> _Material for this exercise_
※

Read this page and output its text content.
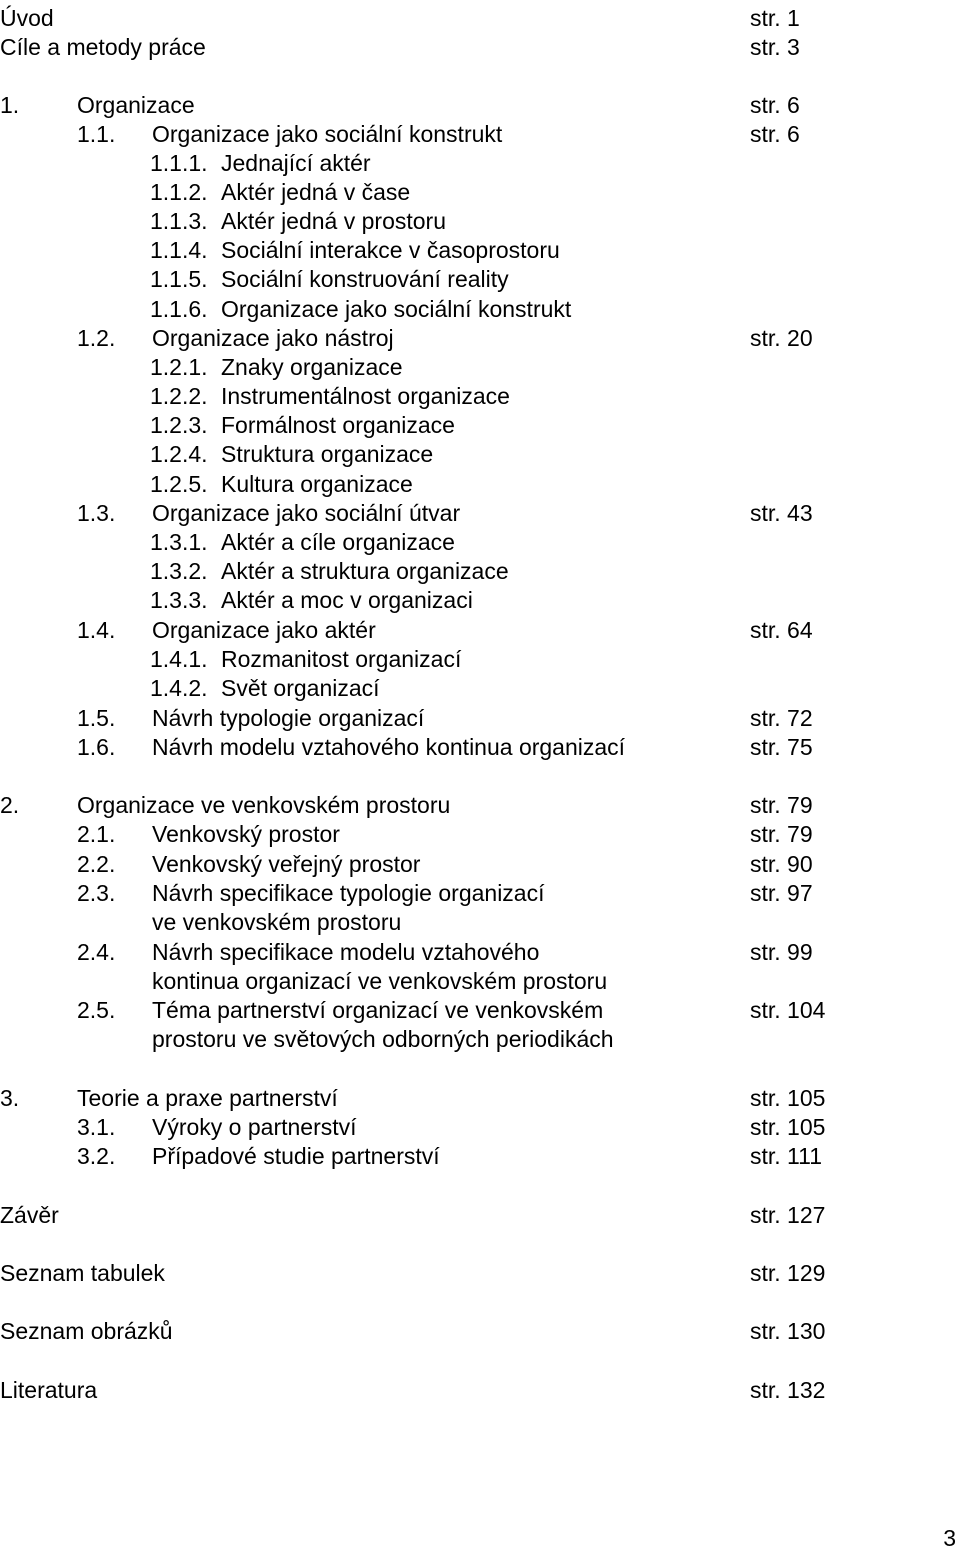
Úvod	str. 1
Cíle a metody práce	str. 3
1.	Organizace	str. 6
1.1. Organizace jako sociální konstrukt	str. 6
1.1.1. Jednající aktér
1.1.2. Aktér jedná v čase
1.1.3. Aktér jedná v prostoru
1.1.4. Sociální interakce v časoprostoru
1.1.5. Sociální konstruování reality
1.1.6. Organizace jako sociální konstrukt
1.2. Organizace jako nástroj	str. 20
1.2.1. Znaky organizace
1.2.2. Instrumentálnost organizace
1.2.3. Formálnost organizace
1.2.4. Struktura organizace
1.2.5. Kultura organizace
1.3. Organizace jako sociální útvar	str. 43
1.3.1. Aktér a cíle organizace
1.3.2. Aktér a struktura organizace
1.3.3. Aktér a moc v organizaci
1.4. Organizace jako aktér	str. 64
1.4.1. Rozmanitost organizací
1.4.2. Svět organizací
1.5. Návrh typologie organizací	str. 72
1.6. Návrh modelu vztahového kontinua organizací	str. 75
2.	Organizace ve venkovském prostoru	str. 79
2.1. Venkovský prostor	str. 79
2.2. Venkovský veřejný prostor	str. 90
2.3. Návrh specifikace typologie organizací	str. 97
ve venkovském prostoru
2.4. Návrh specifikace modelu vztahového	str. 99
kontinua organizací ve venkovském prostoru
2.5. Téma partnerství organizací ve venkovském	str. 104
prostoru ve světových odborných periodikách
3.	Teorie a praxe partnerství	str. 105
3.1. Výroky o partnerství	str. 105
3.2. Případové studie partnerství	str. 111
Závěr	str. 127
Seznam tabulek	str. 129
Seznam obrázků	str. 130
Literatura	str. 132
3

※

> _What is needed_
Pull out all lines from the listing that contain the string "Seznam".

> _Solution_
Seznam tabulek	str. 129
Seznam obrázků	str. 130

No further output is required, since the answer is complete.